Search code examples
c++serializationboost

Boost serialize for std::basic_string with custom allocator


I am trying to serialize the following string type with boost:

using CustomString = std::basic_string<char, std::char_traits<char>, CustomAllocator<char>>;

1. Since this type is identical to the definition of the std::string, except for the allocator, my first approach was to do the same as boost does for the std::string.

I added BOOST_CLASS_IMPLEMENTATION(CustomString, boost::serialization::primitive_type) after the using statement.

This seemed to work fine till I tried to serialize a string which had a space in it.

Serialization is done into a boost::archive::text_oarchive and the separator is set to space. So after deserialization only the first part of the string got read from the archive e.g. I wrote "Hello World" to the archive but only got "Hello" after deserialization. For std::string boost adds a length field before the text. This is not the case for the custom string.

The source for the length entry is boost\archive\impl\text_oarchive_impl.ipp

text_oarchive_impl<Archive>::save(const std::string &s)
{
    const std::size_t size = s.size();
    *this->This() << size;
    this->This()->newtoken();
    os << s;
}

I found the same problem in the answer to the following question: Can boost::container::strings be serialized using boost serialization?

I extended the example to make the problem visible: https://coliru.stacked-crooked.com/a/84b2cb162d58534a

2. Now I wrote my own serialization functions

namespace boost
{
namespace serialization
{

template<class Archive>
inline void serialize(Archive& ar, CustomString & s, const unsigned int file_version)
{
  boost::serialization::split_free(ar, s, file_version);
}

template<typename Archive>
inline void save(
  Archive& ar, const CustomString & s, const unsigned int /* file_version */
)
{
  ar << s.size();
  for (size_t i = 0; i < s.size(); i++)
  {
    ar << s.c_str()[i];
  }  
}

template<typename Archive>
inline void load(
  Archive& ar, CustomString & s, const unsigned int /* file_version */
)

**Data listing:**

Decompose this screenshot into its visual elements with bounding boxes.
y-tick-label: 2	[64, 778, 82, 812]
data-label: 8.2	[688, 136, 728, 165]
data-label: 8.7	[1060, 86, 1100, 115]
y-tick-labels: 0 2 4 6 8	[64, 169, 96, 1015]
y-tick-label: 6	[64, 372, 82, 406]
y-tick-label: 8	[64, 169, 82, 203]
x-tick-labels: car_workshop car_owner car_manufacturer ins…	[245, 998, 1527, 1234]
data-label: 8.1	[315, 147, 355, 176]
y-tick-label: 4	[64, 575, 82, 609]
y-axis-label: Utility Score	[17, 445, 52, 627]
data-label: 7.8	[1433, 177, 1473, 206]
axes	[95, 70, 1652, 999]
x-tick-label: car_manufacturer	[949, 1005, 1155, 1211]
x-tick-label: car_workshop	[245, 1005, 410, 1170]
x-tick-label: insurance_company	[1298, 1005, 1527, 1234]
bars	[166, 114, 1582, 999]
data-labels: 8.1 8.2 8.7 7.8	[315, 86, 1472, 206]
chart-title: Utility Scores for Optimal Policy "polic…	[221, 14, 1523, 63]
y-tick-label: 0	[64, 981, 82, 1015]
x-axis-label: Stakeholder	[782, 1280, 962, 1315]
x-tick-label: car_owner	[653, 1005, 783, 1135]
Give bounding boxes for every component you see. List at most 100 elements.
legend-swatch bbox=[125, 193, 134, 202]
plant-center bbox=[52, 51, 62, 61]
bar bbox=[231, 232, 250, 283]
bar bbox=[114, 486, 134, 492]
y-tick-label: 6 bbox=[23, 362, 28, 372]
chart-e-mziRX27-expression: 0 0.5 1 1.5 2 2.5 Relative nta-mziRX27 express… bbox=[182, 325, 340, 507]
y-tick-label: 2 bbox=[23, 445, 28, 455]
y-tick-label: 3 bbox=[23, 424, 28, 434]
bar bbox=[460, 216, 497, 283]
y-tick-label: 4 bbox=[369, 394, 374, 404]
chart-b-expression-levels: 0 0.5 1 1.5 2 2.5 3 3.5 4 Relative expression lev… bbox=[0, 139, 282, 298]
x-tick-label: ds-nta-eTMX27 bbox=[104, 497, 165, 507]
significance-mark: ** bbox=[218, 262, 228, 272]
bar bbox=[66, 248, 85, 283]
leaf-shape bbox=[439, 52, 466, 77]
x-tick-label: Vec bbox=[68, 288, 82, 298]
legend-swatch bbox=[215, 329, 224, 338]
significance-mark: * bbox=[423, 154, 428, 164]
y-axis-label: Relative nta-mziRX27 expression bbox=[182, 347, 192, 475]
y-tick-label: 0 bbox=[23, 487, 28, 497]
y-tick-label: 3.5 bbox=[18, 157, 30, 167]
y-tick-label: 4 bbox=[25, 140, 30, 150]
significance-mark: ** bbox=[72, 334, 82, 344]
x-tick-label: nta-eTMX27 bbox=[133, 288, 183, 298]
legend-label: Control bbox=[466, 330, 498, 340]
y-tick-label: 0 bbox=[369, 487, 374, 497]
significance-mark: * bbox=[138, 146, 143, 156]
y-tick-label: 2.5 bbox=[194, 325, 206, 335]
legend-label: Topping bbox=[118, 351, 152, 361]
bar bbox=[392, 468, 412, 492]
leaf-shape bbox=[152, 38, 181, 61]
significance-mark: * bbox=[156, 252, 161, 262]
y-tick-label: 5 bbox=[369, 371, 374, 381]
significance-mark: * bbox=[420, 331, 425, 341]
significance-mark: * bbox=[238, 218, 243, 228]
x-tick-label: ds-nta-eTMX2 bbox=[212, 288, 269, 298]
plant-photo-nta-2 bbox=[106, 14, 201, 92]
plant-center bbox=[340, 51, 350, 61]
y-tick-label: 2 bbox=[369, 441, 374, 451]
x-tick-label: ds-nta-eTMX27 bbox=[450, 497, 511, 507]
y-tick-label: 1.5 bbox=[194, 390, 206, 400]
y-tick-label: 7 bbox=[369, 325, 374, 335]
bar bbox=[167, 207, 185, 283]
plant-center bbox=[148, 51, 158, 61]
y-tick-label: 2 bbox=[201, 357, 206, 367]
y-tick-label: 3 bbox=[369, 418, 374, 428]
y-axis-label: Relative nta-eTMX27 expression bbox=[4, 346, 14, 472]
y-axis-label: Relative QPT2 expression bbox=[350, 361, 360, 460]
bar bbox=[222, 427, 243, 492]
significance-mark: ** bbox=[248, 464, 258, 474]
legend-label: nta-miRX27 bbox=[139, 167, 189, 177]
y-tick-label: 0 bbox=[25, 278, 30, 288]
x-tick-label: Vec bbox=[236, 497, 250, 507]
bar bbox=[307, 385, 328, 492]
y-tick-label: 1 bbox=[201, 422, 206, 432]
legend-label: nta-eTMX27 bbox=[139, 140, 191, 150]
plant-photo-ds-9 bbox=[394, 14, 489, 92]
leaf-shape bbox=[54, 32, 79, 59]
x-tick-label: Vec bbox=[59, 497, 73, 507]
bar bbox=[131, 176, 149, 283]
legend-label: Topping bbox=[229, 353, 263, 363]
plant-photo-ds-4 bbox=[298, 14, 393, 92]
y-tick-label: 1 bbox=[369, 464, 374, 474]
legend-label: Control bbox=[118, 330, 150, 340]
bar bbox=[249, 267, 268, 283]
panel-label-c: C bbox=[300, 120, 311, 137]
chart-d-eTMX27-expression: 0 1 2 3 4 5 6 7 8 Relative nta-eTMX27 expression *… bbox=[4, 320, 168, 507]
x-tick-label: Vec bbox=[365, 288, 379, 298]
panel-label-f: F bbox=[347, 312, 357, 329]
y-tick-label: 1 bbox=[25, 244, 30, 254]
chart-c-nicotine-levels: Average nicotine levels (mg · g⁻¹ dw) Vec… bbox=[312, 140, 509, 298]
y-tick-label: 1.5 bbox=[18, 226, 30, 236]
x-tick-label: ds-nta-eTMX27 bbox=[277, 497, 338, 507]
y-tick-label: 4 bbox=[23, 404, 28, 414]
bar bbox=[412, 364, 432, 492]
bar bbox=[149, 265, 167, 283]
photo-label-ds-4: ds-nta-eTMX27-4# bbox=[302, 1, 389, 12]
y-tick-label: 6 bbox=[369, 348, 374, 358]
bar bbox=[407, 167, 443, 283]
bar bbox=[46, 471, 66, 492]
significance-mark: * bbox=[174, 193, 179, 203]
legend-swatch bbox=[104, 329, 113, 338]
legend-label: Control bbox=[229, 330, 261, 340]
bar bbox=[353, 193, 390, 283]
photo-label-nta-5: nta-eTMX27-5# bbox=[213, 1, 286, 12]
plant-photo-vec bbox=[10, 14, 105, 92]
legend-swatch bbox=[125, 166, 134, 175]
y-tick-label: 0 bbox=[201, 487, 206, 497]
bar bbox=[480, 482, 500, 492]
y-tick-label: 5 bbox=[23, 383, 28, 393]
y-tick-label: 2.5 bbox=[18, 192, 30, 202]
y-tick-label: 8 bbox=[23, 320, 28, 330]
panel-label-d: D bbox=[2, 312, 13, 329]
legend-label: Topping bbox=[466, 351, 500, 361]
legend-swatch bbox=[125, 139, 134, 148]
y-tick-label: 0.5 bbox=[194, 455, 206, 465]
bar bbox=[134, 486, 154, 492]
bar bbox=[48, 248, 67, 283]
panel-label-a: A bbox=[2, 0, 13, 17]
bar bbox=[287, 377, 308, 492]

**Your tasks:**
1. In the Boost serialization question, what did the writer get back after deserializing "Hello World" from the archive?
2. Switch "approach" to "attempt" in the Boost serialization question, and write out the text between "I am trying" and "space in it.", inclusive.
3. Carry the Boost serialization question on from its final line.

**Final answers:**
1. Only "Hello" was read back.

2.
I am trying to serialize the following string type with boost:

using CustomString = std::basic_string<char, std::char_traits<char>, CustomAllocator<char>>;

1. Since this type is identical to the definition of the std::string, except for the allocator, my first attempt was to do the same as boost does for the std::string.

I added BOOST_CLASS_IMPLEMENTATION(CustomString, boost::serialization::primitive_type) after the using statement.

This seemed to work fine till I tried to serialize a string which had a space in it.

3.
{
  size_t size;
  ar >> size;
  char c;
  for (size_t i=0; i < size;i++)
  {
    ar >> c;
    s.push_back(c);
  }
}

} // namespace serialization
} // namespace boost

This code does work but produces a quite long archive, because chars get encoded as a decimal values:

std::string Archive: 22 serialization::archive 19 11 Hello World

CustomString Archive: 22 serialization::archive 19 0 0 11 72 101 108 108 111 32 87 111 114 108 100

I would be grateful for a hint on how to improve one of the two approaches. Thank you!


Solution

  • Yeah, I'm still surprised support for {std,boost::container}::basic_string is not out of the box. Also, pretty suprised nobody noticed the old answer was broken.

    I agree that custom serialization is the safer bet. It can be a little simpler and lightweigth:

    Live On Coliru

    #include <boost/algorithm/string.hpp>
    #include <boost/archive/text_iarchive.hpp>
    #include <boost/archive/text_oarchive.hpp>
    #include <boost/serialization/binary_object.hpp>
    #include <iomanip>
    #include <iostream>
    
    namespace Funky {
        template <typename T> struct FunkyAlloc : std::allocator<T> {
            using std::allocator<T>::allocator;
            using std::allocator<T>::operator=;
        };
    
        using String = std::basic_string<char, std::char_traits<char>, FunkyAlloc<char>>;
    
        template <typename Ar, typename TCh, typename TChT, typename Allocator>
        void serialize(Ar& ar, std::basic_string<TCh, TChT, Allocator>& s, unsigned) {
            size_t n = s.length();
            ar&    n;
    
            if (Ar::is_loading::value)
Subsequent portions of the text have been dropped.